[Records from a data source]
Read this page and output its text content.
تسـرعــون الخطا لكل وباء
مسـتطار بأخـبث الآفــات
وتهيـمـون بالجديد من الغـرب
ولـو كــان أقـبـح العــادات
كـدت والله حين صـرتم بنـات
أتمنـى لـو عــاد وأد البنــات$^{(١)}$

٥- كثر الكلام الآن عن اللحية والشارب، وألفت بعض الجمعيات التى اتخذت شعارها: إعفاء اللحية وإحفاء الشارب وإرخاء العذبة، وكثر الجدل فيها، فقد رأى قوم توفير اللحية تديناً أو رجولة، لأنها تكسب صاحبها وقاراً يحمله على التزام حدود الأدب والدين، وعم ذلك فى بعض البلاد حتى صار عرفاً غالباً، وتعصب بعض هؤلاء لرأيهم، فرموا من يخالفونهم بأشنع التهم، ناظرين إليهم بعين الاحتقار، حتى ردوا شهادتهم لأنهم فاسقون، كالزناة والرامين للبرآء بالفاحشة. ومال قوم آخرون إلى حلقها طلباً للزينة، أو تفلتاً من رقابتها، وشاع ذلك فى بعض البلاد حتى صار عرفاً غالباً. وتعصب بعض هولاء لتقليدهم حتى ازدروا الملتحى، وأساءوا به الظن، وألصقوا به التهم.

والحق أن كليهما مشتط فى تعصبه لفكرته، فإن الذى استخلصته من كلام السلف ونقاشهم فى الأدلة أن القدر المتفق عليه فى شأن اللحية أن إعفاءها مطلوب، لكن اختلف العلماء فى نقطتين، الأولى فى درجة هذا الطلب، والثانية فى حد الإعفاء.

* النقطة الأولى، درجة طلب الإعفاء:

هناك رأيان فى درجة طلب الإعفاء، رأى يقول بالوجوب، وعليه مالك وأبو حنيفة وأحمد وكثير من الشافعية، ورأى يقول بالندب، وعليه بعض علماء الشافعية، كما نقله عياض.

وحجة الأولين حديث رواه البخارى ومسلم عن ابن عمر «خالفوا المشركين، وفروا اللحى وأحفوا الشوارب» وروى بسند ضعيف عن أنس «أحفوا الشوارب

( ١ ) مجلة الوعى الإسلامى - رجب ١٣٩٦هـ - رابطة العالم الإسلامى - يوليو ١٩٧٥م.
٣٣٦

...

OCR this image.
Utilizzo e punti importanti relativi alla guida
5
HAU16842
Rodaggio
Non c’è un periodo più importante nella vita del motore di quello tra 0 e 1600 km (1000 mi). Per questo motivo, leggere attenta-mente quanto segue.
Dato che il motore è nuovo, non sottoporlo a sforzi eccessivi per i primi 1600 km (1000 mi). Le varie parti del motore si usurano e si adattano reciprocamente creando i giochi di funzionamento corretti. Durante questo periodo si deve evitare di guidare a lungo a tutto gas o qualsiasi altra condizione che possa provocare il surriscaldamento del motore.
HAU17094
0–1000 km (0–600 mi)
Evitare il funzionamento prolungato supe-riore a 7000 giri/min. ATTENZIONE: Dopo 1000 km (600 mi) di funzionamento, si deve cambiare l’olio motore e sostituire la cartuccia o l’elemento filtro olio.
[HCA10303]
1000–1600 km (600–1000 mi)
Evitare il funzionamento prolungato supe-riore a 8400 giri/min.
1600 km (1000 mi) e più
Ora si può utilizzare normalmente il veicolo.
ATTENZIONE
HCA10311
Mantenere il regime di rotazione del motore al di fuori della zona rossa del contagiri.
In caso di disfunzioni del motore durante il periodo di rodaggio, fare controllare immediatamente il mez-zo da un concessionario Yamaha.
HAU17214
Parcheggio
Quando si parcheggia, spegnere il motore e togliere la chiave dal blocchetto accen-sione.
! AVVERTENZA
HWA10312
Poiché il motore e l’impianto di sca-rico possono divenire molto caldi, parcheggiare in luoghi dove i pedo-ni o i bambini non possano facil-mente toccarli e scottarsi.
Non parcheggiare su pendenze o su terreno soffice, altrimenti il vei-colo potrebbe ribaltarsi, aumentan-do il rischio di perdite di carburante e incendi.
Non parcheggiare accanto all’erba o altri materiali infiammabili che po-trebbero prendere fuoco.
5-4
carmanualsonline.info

--

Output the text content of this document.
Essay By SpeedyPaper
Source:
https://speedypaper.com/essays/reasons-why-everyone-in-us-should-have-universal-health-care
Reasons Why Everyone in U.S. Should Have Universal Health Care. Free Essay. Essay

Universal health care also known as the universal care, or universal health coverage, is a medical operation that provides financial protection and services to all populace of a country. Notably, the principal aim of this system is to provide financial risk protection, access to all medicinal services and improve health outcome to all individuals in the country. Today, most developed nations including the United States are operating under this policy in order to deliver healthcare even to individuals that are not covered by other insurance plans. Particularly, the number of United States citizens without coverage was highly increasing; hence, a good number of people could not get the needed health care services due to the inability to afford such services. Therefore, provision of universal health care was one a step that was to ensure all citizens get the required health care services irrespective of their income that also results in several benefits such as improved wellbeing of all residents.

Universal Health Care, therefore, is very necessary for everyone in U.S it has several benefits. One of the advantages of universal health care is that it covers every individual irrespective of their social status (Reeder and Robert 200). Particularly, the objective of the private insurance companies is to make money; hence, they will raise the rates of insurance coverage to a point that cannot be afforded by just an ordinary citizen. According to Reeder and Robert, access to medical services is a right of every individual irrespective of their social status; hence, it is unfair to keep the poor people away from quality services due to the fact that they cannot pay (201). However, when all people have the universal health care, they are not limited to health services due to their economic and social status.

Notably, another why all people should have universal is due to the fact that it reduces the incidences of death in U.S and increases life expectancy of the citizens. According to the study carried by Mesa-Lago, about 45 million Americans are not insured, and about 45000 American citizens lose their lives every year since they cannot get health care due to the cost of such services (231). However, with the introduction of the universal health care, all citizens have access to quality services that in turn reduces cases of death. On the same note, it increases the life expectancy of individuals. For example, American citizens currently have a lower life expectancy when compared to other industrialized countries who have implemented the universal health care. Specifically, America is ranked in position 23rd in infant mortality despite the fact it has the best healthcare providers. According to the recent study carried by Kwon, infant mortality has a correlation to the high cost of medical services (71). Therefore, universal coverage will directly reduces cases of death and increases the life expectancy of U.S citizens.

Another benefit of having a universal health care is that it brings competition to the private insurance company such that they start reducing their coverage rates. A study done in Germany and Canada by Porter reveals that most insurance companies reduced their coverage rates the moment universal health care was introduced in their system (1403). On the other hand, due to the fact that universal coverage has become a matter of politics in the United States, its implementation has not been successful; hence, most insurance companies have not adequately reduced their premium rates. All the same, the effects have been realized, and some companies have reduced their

- [What to do]: Look for lines containing the string "when" and copy them all.

- [Task response]:
Universal Health Care, therefore, is very necessary for everyone in U.S it has several benefits. One of the advantages of universal health care is that it covers every individual irrespective of their social status (Reeder and Robert 200). Particularly, the objective of the private insurance companies is to make money; hence, they will raise the rates of insurance coverage to a point that cannot be afforded by just an ordinary citizen. According to Reeder and Robert, access to medical services is a right of every individual irrespective of their social status; hence, it is unfair to keep the poor people away from quality services due to the fact that they cannot pay (201). However, when all people have the universal health care, they are not limited to health services due to their economic and social status.
Notably, another why all people should have universal is due to the fact that it reduces the incidences of death in U.S and increases life expectancy of the citizens. According to the study carried by Mesa-Lago, about 45 million Americans are not insured, and about 45000 American citizens lose their lives every year since they cannot get health care due to the cost of such services (231). However, with the introduction of the universal health care, all citizens have access to quality services that in turn reduces cases of death. On the same note, it increases the life expectancy of individuals. For example, American citizens currently have a lower life expectancy when compared to other industrialized countries who have implemented the universal health care. Specifically, America is ranked in position 23rd in infant mortality despite the fact it has the best healthcare providers. According to the recent study carried by Kwon, infant mortality has a correlation to the high cost of medical services (71). Therefore, universal coverage will directly reduces cases of death and increases the life expectancy of U.S citizens.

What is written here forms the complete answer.